[Collected data entries]

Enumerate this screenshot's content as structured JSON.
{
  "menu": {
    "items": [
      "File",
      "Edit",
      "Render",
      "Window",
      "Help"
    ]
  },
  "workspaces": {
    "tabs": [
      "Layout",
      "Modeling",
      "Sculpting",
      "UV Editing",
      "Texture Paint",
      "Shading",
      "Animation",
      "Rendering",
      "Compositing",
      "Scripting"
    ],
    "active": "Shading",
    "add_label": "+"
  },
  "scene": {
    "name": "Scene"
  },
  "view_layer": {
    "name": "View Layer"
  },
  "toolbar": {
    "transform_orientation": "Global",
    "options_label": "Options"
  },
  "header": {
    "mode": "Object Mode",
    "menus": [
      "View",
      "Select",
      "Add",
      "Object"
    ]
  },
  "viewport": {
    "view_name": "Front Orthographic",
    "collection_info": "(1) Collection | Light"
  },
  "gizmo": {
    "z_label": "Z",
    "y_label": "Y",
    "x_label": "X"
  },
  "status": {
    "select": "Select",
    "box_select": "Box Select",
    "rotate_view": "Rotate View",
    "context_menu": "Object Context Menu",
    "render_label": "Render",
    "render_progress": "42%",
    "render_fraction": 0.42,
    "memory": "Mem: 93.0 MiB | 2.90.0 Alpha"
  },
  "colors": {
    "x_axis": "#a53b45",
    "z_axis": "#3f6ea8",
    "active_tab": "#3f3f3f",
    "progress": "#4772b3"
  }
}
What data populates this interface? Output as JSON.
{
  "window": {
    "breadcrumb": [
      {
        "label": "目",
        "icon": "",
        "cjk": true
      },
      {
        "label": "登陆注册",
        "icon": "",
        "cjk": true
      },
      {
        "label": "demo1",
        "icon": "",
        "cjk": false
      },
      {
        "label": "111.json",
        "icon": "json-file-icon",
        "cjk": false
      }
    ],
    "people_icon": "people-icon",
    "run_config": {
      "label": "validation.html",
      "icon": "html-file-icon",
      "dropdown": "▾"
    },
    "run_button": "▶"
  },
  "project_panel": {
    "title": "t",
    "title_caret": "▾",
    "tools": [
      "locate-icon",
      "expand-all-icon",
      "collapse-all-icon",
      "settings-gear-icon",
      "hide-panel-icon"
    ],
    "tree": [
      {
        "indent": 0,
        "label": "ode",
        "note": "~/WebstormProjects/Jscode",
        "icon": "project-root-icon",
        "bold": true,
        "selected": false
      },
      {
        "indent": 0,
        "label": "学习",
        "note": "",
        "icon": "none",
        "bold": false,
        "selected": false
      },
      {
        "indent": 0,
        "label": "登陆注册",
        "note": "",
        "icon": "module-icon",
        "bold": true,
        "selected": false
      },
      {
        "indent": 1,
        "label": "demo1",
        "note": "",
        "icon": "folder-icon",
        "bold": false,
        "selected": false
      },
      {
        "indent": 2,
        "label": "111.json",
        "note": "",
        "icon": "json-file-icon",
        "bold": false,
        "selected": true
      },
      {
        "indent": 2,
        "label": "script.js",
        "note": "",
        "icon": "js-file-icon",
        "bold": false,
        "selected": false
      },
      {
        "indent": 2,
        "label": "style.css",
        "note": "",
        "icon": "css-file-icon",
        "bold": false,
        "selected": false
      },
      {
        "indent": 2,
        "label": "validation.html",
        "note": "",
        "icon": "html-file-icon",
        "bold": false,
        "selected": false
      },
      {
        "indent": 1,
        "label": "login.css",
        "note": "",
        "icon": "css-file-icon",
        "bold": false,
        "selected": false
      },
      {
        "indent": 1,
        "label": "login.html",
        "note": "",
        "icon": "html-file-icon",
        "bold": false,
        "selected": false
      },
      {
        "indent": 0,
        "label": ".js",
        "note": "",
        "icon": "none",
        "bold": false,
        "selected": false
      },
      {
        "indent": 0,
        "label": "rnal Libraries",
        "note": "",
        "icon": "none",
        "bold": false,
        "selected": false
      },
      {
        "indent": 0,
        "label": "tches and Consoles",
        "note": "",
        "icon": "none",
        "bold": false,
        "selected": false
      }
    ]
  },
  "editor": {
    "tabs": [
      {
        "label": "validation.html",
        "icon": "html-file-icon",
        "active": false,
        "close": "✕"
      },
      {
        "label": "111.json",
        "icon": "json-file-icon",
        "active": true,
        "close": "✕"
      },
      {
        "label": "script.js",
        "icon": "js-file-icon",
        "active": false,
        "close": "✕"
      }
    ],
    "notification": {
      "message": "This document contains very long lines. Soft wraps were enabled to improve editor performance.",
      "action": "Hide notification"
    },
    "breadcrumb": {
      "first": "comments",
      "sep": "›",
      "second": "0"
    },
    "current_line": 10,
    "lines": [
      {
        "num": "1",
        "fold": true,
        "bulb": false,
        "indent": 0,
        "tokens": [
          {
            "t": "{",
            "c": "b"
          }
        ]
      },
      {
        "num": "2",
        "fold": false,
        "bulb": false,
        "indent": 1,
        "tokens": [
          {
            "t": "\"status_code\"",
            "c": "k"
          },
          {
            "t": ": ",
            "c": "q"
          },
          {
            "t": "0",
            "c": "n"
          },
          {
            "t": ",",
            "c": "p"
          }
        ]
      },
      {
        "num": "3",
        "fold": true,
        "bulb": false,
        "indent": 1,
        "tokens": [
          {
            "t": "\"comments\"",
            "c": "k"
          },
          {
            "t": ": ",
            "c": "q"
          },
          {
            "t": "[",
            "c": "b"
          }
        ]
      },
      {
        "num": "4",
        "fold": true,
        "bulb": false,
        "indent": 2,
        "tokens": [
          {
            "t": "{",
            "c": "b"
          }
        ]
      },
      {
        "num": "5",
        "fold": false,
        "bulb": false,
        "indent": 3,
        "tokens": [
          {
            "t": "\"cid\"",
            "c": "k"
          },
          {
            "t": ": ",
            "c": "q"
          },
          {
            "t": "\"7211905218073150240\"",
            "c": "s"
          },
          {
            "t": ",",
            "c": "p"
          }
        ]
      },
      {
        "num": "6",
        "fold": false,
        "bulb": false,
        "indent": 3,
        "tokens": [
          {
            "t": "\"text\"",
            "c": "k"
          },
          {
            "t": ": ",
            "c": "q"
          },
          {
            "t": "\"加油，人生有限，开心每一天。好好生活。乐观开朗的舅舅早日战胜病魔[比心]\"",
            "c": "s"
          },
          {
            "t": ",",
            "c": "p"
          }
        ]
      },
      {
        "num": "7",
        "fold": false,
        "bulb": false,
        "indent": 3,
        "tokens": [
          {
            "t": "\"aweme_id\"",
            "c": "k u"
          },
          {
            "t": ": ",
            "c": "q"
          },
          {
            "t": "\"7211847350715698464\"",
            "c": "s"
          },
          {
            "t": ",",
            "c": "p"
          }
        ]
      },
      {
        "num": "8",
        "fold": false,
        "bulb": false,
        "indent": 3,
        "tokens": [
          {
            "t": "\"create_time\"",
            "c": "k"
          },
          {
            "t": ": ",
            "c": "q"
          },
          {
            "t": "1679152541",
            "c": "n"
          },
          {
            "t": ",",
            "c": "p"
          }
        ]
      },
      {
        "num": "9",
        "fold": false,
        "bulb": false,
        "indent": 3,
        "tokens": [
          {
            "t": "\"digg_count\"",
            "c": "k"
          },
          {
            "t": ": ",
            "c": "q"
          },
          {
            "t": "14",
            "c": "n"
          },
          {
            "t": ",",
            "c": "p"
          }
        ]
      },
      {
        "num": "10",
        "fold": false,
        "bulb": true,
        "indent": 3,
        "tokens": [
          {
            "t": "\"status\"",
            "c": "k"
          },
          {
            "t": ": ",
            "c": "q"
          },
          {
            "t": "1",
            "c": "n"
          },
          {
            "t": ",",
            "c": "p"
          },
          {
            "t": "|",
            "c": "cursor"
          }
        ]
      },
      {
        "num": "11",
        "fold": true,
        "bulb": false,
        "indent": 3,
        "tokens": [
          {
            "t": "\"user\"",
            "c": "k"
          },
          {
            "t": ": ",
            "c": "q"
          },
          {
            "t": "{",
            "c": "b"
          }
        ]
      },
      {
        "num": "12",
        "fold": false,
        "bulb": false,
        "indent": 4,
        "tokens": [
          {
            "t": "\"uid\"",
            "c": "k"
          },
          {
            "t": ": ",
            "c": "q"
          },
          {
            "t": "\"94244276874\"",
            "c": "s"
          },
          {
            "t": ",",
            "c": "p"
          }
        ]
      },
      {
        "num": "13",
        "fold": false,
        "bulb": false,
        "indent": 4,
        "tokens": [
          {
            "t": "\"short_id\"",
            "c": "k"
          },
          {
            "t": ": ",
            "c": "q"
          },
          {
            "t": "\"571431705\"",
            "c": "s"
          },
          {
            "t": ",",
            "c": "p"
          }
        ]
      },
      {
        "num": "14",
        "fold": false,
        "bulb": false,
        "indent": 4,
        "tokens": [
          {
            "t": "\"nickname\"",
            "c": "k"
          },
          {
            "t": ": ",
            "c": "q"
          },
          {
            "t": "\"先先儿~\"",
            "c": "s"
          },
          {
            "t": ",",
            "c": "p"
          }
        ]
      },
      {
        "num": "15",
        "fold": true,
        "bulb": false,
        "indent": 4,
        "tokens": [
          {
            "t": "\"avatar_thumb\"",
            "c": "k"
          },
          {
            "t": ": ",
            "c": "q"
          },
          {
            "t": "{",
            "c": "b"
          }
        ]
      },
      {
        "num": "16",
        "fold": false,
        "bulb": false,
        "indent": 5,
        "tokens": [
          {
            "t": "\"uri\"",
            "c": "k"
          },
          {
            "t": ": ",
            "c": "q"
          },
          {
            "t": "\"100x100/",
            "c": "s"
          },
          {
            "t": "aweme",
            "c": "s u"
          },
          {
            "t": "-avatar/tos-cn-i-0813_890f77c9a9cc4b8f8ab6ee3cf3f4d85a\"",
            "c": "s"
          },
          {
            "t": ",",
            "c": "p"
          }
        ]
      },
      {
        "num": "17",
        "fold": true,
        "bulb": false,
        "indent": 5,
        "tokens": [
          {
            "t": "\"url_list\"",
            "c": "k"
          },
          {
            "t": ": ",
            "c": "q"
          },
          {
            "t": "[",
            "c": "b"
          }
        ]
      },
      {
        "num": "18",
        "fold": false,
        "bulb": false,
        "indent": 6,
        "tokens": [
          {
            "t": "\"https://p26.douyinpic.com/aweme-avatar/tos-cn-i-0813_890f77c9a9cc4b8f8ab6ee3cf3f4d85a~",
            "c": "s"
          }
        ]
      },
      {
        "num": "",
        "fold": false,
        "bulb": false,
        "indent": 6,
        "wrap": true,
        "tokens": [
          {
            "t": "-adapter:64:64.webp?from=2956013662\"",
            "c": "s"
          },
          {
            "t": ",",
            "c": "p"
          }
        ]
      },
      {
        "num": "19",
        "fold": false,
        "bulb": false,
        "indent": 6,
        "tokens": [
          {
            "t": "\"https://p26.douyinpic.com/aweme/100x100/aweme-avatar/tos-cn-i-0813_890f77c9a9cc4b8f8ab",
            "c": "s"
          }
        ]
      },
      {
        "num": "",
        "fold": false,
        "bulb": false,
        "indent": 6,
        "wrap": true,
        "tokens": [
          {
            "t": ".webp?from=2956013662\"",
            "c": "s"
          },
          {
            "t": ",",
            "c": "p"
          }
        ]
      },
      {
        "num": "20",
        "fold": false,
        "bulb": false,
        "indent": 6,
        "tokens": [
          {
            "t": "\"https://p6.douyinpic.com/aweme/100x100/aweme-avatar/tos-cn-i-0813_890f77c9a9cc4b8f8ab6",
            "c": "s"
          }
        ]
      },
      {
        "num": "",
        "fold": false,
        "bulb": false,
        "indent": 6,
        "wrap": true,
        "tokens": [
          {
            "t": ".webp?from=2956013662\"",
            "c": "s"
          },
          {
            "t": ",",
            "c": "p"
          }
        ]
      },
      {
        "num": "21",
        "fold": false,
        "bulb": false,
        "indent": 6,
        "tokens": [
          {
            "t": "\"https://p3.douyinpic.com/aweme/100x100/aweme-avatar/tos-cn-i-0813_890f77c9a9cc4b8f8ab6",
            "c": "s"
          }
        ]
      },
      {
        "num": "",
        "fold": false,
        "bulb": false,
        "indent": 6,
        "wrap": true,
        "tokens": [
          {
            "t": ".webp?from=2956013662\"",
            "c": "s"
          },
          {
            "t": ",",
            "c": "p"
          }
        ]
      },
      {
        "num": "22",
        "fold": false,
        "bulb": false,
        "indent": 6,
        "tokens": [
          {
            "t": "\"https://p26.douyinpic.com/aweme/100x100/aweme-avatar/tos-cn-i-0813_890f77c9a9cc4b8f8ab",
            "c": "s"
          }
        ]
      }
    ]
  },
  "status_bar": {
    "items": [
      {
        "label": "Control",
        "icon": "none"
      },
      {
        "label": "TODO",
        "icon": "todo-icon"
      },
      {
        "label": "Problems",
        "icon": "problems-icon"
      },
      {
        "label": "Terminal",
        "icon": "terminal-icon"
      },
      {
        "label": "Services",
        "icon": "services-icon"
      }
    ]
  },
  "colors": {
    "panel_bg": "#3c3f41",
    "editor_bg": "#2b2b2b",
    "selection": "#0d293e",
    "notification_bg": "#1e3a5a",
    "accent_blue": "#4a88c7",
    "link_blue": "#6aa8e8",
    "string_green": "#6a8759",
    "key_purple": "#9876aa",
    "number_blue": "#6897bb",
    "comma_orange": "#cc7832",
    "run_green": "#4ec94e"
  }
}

■ **Your task**
Out of the material above, select every line that holds the string "douyinpic".

■ **Response below**
            "t": "\"https://p26.douyinpic.com/aweme-avatar/tos-cn-i-0813_890f77c9a9cc4b8f8ab6ee3cf3f4d85a~",
            "t": "\"https://p26.douyinpic.com/aweme/100x100/aweme-avatar/tos-cn-i-0813_890f77c9a9cc4b8f8ab",
            "t": "\"https://p6.douyinpic.com/aweme/100x100/aweme-avatar/tos-cn-i-0813_890f77c9a9cc4b8f8ab6",
            "t": "\"https://p3.douyinpic.com/aweme/100x100/aweme-avatar/tos-cn-i-0813_890f77c9a9cc4b8f8ab6",
            "t": "\"https://p26.douyinpic.com/aweme/100x100/aweme-avatar/tos-cn-i-0813_890f77c9a9cc4b8f8ab",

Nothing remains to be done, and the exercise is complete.